Vortrag zum Jubiläum von Marianne Garbe

 

Sehr geehrte Gäste, wie kommt man auf so einen Titel ?

Und was behauptet er ?

 

In diesem Fall meint „Modellcharakter“ dass Kunst und Inklusion etwas Gemeinsames haben, und das wir, beim Nachdenken über „ Kunst „ auch erkennen können, was „ Inklusion „ bedeutet und warum und wie wir durch das eine für das andere lernen können..

 

Das Gemeinsame was beide haben ist : das ANDERSSEIN, das FREMDSEIN und damit verbunden die ANGST davor.
◇ ◇ ◇
* **ARBEITSAUFTRÄGE**
1) Was haben Kunst und Inklusion laut dem Vortrag gemeinsam?
2) Schreiben Sie aus dem Vortrag den Abschnitt von "Sehr geehrte Gäste, wie" bis einschließlich "andere lernen können.." wortgetreu ab.
3) Erläutern Sie in ein bis drei Sätzen, was der Vortrag unter „Modellcharakter“ versteht.
Die anschließenden Zeilen werden zur Bearbeitung nicht gebraucht.
◇ ◇ ◇
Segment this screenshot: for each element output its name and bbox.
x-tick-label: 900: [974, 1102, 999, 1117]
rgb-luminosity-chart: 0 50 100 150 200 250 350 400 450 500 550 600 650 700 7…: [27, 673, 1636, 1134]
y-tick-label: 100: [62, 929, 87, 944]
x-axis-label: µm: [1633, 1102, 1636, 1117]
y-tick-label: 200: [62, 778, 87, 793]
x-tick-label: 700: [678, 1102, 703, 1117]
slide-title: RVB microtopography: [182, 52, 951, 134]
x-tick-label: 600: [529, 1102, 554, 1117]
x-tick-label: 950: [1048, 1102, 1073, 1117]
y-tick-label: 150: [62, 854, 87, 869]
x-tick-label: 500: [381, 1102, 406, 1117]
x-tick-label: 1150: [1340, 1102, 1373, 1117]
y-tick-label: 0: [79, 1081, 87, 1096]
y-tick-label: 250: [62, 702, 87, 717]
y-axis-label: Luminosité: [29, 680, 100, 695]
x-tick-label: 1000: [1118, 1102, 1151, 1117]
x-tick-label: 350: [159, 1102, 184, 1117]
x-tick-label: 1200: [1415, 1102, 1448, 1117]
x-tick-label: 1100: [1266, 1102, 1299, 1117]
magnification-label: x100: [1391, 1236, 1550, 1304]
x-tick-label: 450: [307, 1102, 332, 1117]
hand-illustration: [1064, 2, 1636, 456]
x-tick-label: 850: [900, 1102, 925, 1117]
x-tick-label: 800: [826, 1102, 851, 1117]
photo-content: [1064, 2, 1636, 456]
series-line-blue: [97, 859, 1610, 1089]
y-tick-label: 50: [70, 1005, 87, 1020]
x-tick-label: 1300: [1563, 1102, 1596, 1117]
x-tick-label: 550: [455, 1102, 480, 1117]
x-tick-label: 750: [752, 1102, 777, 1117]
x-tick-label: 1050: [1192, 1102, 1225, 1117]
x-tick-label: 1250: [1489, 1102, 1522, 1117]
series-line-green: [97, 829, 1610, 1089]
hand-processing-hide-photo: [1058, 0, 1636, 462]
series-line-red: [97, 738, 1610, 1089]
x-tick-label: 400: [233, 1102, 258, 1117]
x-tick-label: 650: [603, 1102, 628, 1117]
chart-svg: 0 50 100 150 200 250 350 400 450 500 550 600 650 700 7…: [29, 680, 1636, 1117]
◇ ◇ ◇
* **SCHRIFTLICHE ANTWORTEN**
1) Das Anderssein, das Fremdsein und die damit verbundene Angst davor.

2)
Sehr geehrte Gäste, wie kommt man auf so einen Titel ?

Und was behauptet er ?

 

In diesem Fall meint „Modellcharakter“ dass Kunst und Inklusion etwas Gemeinsames haben, und das wir, beim Nachdenken über „ Kunst „ auch erkennen können, was „ Inklusion „ bedeutet und warum und wie wir durch das eine für das andere lernen können..

3) Gemeint ist, dass Kunst und Inklusion etwas gemeinsam haben. Deshalb kann man beim Nachdenken über Kunst auch erkennen, was Inklusion bedeutet, und durch das eine für das andere lernen.